# EXERCISE DETAILS
Copy out the entries in full and with complete accuracy; pictures are excluded.
** begin EXERCISE INPUTS **
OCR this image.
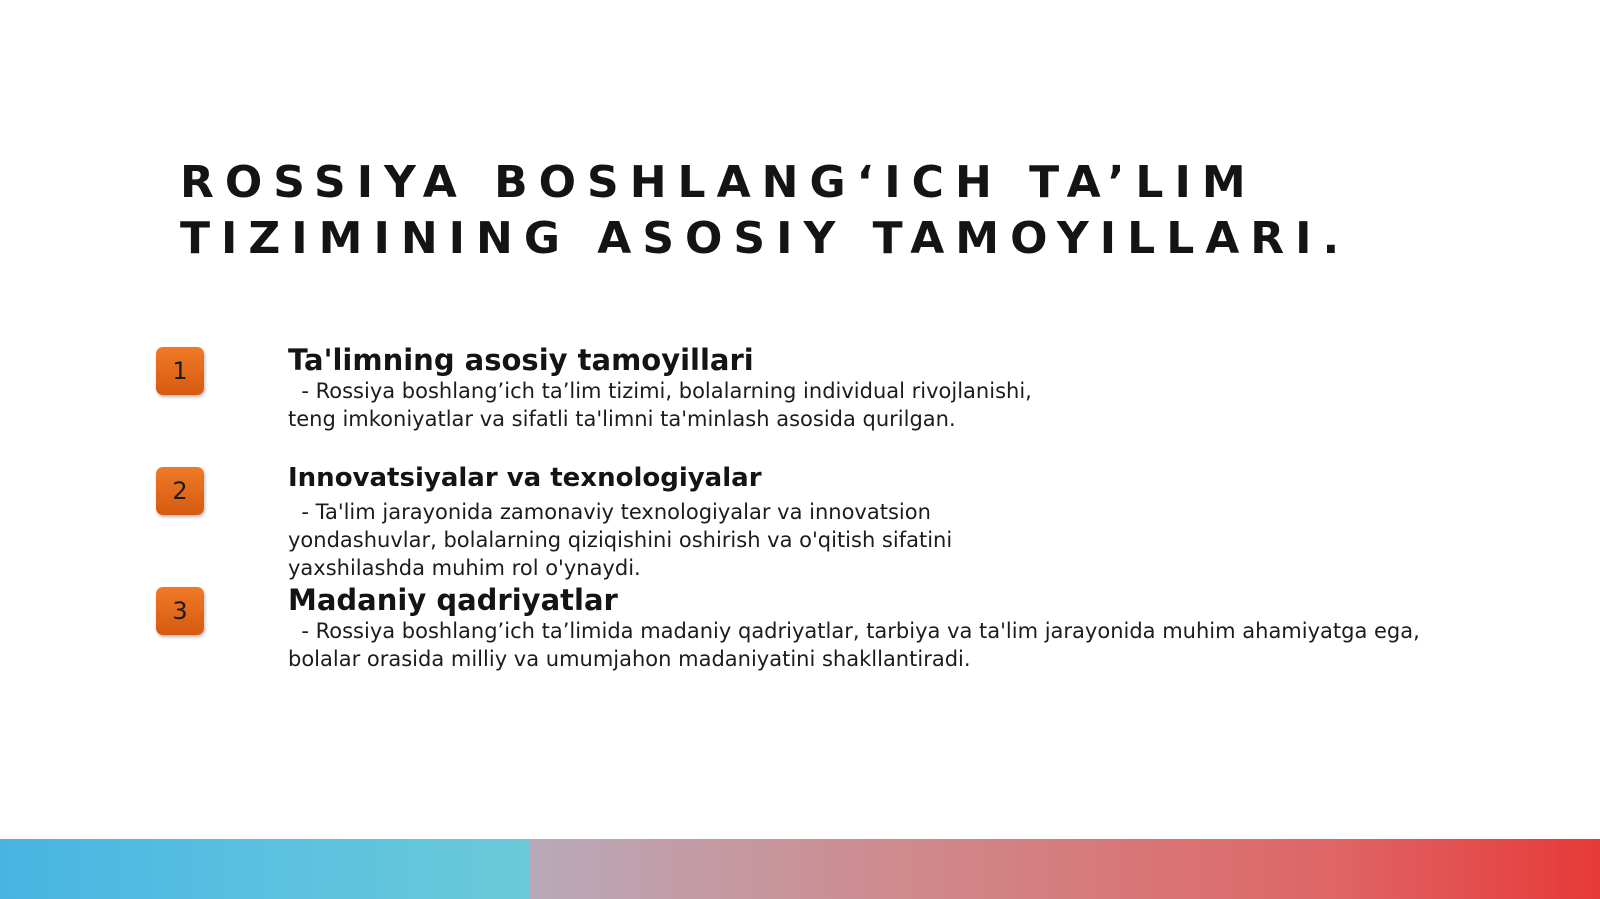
ROSSIYA BOSHLANG‘ICH TA’LIM
TIZIMINING ASOSIY TAMOYILLARI.
1	Ta'limning asosiy tamoyillari

- Rossiya boshlang’ich ta’lim tizimi, bolalarning individual rivojlanishi,
teng imkoniyatlar va sifatli ta'limni ta'minlash asosida qurilgan.

2	Innovatsiyalar va texnologiyalar

- Ta'lim jarayonida zamonaviy texnologiyalar va innovatsion
yondashuvlar, bolalarning qiziqishini oshirish va o'qitish sifatini
yaxshilashda muhim rol o'ynaydi.

3	Madaniy qadriyatlar

- Rossiya boshlang’ich ta’limida madaniy qadriyatlar, tarbiya va ta'lim jarayonida muhim ahamiyatga ega,
bolalar orasida milliy va umumjahon madaniyatini shakllantiradi.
** end EXERCISE INPUTS **
# EXERCISE SOLUTION
OCR this image.
ROSSIYA BOSHLANG‘ICH TA’LIM
TIZIMINING ASOSIY TAMOYILLARI.
1	Ta'limning asosiy tamoyillari

- Rossiya boshlang’ich ta’lim tizimi, bolalarning individual rivojlanishi,
teng imkoniyatlar va sifatli ta'limni ta'minlash asosida qurilgan.

2	Innovatsiyalar va texnologiyalar

- Ta'lim jarayonida zamonaviy texnologiyalar va innovatsion
yondashuvlar, bolalarning qiziqishini oshirish va o'qitish sifatini
yaxshilashda muhim rol o'ynaydi.

3	Madaniy qadriyatlar

- Rossiya boshlang’ich ta’limida madaniy qadriyatlar, tarbiya va ta'lim jarayonida muhim ahamiyatga ega,
bolalar orasida milliy va umumjahon madaniyatini shakllantiradi.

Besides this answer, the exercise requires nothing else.